=== Task directions ===
Write out all the entries word for word and omit any pictures.

[Source data]
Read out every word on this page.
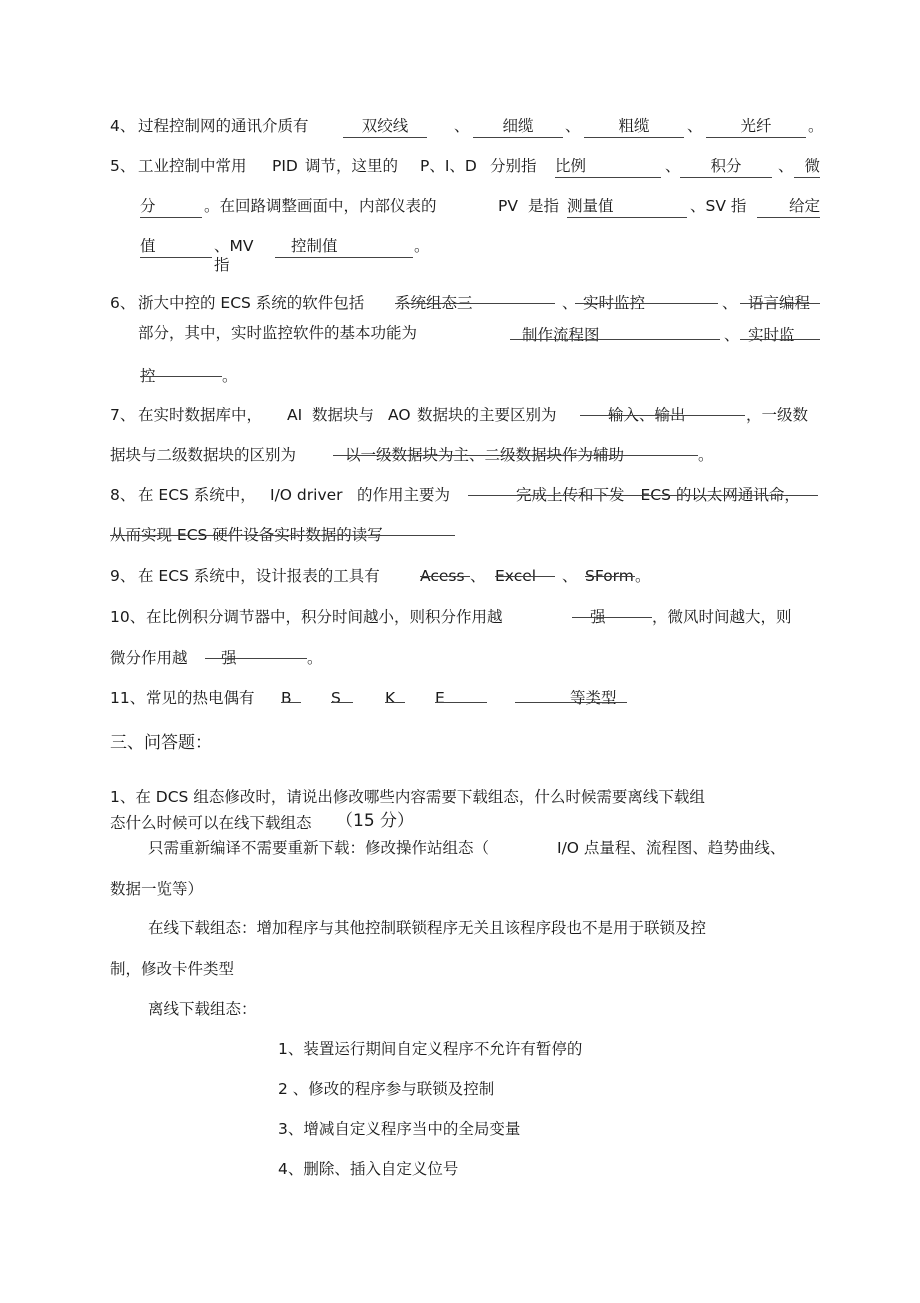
4、 过程控制网的通讯介质有	双绞线	、	细缆	、	粗缆	、	光纤	。
5、 工业控制中常用 PID 调节，这里的 P、I、D 分别指 比例	、	积分	、 微
分	。在回路调整画面中，内部仪表的	PV 是指 测量值	、SV 指	给定
值	、MV
指
控制值	。
6、 浙大中控的 ECS 系统的软件包括 系统组态三	、 实时监控	、 语言编程
部分，其中，实时监控软件的基本功能为	制作流程图	、 实时监
控	。
7、 在实时数据库中， AI 数据块与 AO 数据块的主要区别为	输入、输出	，一级数
据块与二级数据块的区别为	以一级数据块为主、二级数据块作为辅助	。
8、 在 ECS 系统中， I/O driver 的作用主要为	完成上传和下发 ECS 的以太网通讯命，
从而实现 ECS 硬件设备实时数据的读写
9、 在 ECS 系统中，设计报表的工具有	Acess 、 Excel	、 SForm 。
10、 在比例积分调节器中，积分时间越小，则积分作用越	强	，微风时间越大，则
微分作用越	强	。
11、 常见的热电偶有 B	S	K	E	等类型
三、问答题：
1、在 DCS 组态修改时，请说出修改哪些内容需要下载组态，什么时候需要离线下载组
态什么时候可以在线下载组态 （15 分）
只需重新编译不需要重新下载：修改操作站组态（	I/O 点量程、流程图、趋势曲线、
数据一览等）
在线下载组态：增加程序与其他控制联锁程序无关且该程序段也不是用于联锁及控
制，修改卡件类型
离线下载组态：
1、装置运行期间自定义程序不允许有暂停的
2 、修改的程序参与联锁及控制
3、增减自定义程序当中的全局变量
4、删除、插入自定义位号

=== Answer below ===
Read out every word on this page.
4、 过程控制网的通讯介质有	双绞线	、	细缆	、	粗缆	、	光纤	。
5、 工业控制中常用 PID 调节，这里的 P、I、D 分别指 比例	、	积分	、 微
分	。在回路调整画面中，内部仪表的	PV 是指 测量值	、SV 指	给定
值	、MV
指
控制值	。
6、 浙大中控的 ECS 系统的软件包括 系统组态三	、 实时监控	、 语言编程
部分，其中，实时监控软件的基本功能为	制作流程图	、 实时监
控	。
7、 在实时数据库中， AI 数据块与 AO 数据块的主要区别为	输入、输出	，一级数
据块与二级数据块的区别为	以一级数据块为主、二级数据块作为辅助	。
8、 在 ECS 系统中， I/O driver 的作用主要为	完成上传和下发 ECS 的以太网通讯命，
从而实现 ECS 硬件设备实时数据的读写
9、 在 ECS 系统中，设计报表的工具有	Acess 、 Excel	、 SForm 。
10、 在比例积分调节器中，积分时间越小，则积分作用越	强	，微风时间越大，则
微分作用越	强	。
11、 常见的热电偶有 B	S	K	E	等类型
三、问答题：
1、在 DCS 组态修改时，请说出修改哪些内容需要下载组态，什么时候需要离线下载组
态什么时候可以在线下载组态 （15 分）
只需重新编译不需要重新下载：修改操作站组态（	I/O 点量程、流程图、趋势曲线、
数据一览等）
在线下载组态：增加程序与其他控制联锁程序无关且该程序段也不是用于联锁及控
制，修改卡件类型
离线下载组态：
1、装置运行期间自定义程序不允许有暂停的
2 、修改的程序参与联锁及控制
3、增减自定义程序当中的全局变量
4、删除、插入自定义位号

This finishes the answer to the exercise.